Dataset:

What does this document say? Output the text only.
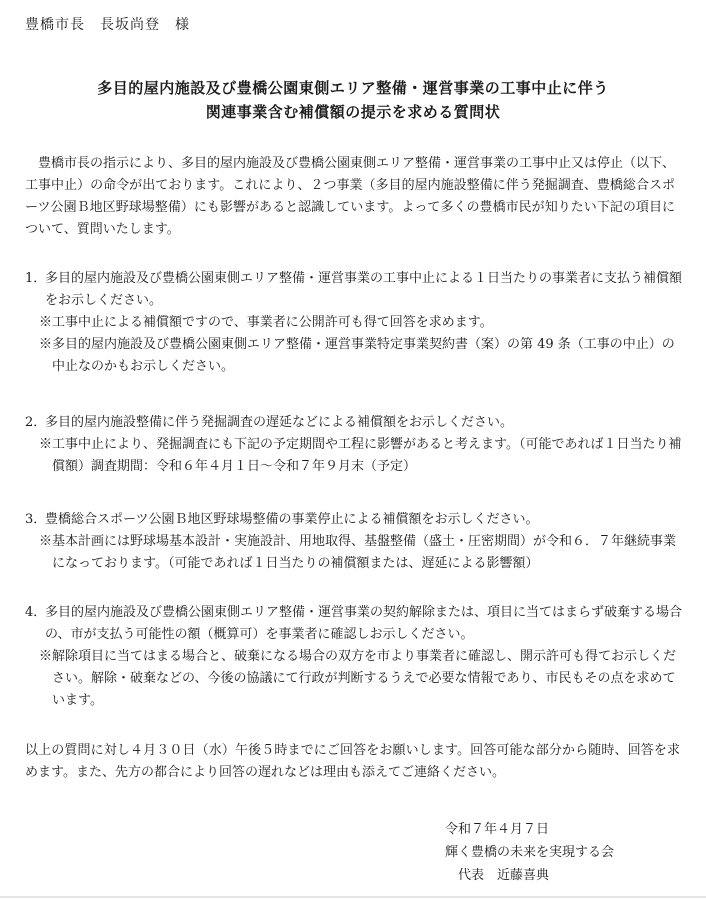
豊橋市長　長坂尚登　様
多目的屋内施設及び豊橋公園東側エリア整備・運営事業の工事中止に伴う
関連事業含む補償額の提示を求める質問状
豊橋市長の指示により、多目的屋内施設及び豊橋公園東側エリア整備・運営事業の工事中止又は停止（以下、工事中止）の命令が出ております。これにより、２つ事業（多目的屋内施設整備に伴う発掘調査、豊橋総合スポーツ公園Ｂ地区野球場整備）にも影響があると認識しています。よって多くの豊橋市民が知りたい下記の項目について、質問いたします。
1．
多目的屋内施設及び豊橋公園東側エリア整備・運営事業の工事中止による１日当たりの事業者に支払う補償額をお示しください。
※工事中止による補償額ですので、事業者に公開許可も得て回答を求めます。
※多目的屋内施設及び豊橋公園東側エリア整備・運営事業特定事業契約書（案）の第 49 条（工事の中止）の中止なのかもお示しください。
2．
多目的屋内施設整備に伴う発掘調査の遅延などによる補償額をお示しください。
※工事中止により、発掘調査にも下記の予定期間や工程に影響があると考えます。（可能であれば１日当たり補償額）調査期間：令和６年４月１日～令和７年９月末（予定）
3．
豊橋総合スポーツ公園Ｂ地区野球場整備の事業停止による補償額をお示しください。
※基本計画には野球場基本設計・実施設計、用地取得、基盤整備（盛土・圧密期間）が令和６．７年継続事業になっております。（可能であれば１日当たりの補償額または、遅延による影響額）
4．
多目的屋内施設及び豊橋公園東側エリア整備・運営事業の契約解除または、項目に当てはまらず破棄する場合の、市が支払う可能性の額（概算可）を事業者に確認しお示しください。
※解除項目に当てはまる場合と、破棄になる場合の双方を市より事業者に確認し、開示許可も得てお示しください。解除・破棄などの、今後の協議にて行政が判断するうえで必要な情報であり、市民もその点を求めています。
以上の質問に対し４月３０日（水）午後５時までにご回答をお願いします。回答可能な部分から随時、回答を求めます。また、先方の都合により回答の遅れなどは理由も添えてご連絡ください。
令和７年４月７日
輝く豊橋の未来を実現する会
　代表　近藤喜典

Exercise task:
Write out every line above exactly as it is, leaving out the pictures.

Worked solution:
What does this document say? Output the text only.
豊橋市長　長坂尚登　様
多目的屋内施設及び豊橋公園東側エリア整備・運営事業の工事中止に伴う
関連事業含む補償額の提示を求める質問状
豊橋市長の指示により、多目的屋内施設及び豊橋公園東側エリア整備・運営事業の工事中止又は停止（以下、工事中止）の命令が出ております。これにより、２つ事業（多目的屋内施設整備に伴う発掘調査、豊橋総合スポーツ公園Ｂ地区野球場整備）にも影響があると認識しています。よって多くの豊橋市民が知りたい下記の項目について、質問いたします。
1．
多目的屋内施設及び豊橋公園東側エリア整備・運営事業の工事中止による１日当たりの事業者に支払う補償額をお示しください。
※工事中止による補償額ですので、事業者に公開許可も得て回答を求めます。
※多目的屋内施設及び豊橋公園東側エリア整備・運営事業特定事業契約書（案）の第 49 条（工事の中止）の中止なのかもお示しください。
2．
多目的屋内施設整備に伴う発掘調査の遅延などによる補償額をお示しください。
※工事中止により、発掘調査にも下記の予定期間や工程に影響があると考えます。（可能であれば１日当たり補償額）調査期間：令和６年４月１日～令和７年９月末（予定）
3．
豊橋総合スポーツ公園Ｂ地区野球場整備の事業停止による補償額をお示しください。
※基本計画には野球場基本設計・実施設計、用地取得、基盤整備（盛土・圧密期間）が令和６．７年継続事業になっております。（可能であれば１日当たりの補償額または、遅延による影響額）
4．
多目的屋内施設及び豊橋公園東側エリア整備・運営事業の契約解除または、項目に当てはまらず破棄する場合の、市が支払う可能性の額（概算可）を事業者に確認しお示しください。
※解除項目に当てはまる場合と、破棄になる場合の双方を市より事業者に確認し、開示許可も得てお示しください。解除・破棄などの、今後の協議にて行政が判断するうえで必要な情報であり、市民もその点を求めています。
以上の質問に対し４月３０日（水）午後５時までにご回答をお願いします。回答可能な部分から随時、回答を求めます。また、先方の都合により回答の遅れなどは理由も添えてご連絡ください。
令和７年４月７日
輝く豊橋の未来を実現する会
　代表　近藤喜典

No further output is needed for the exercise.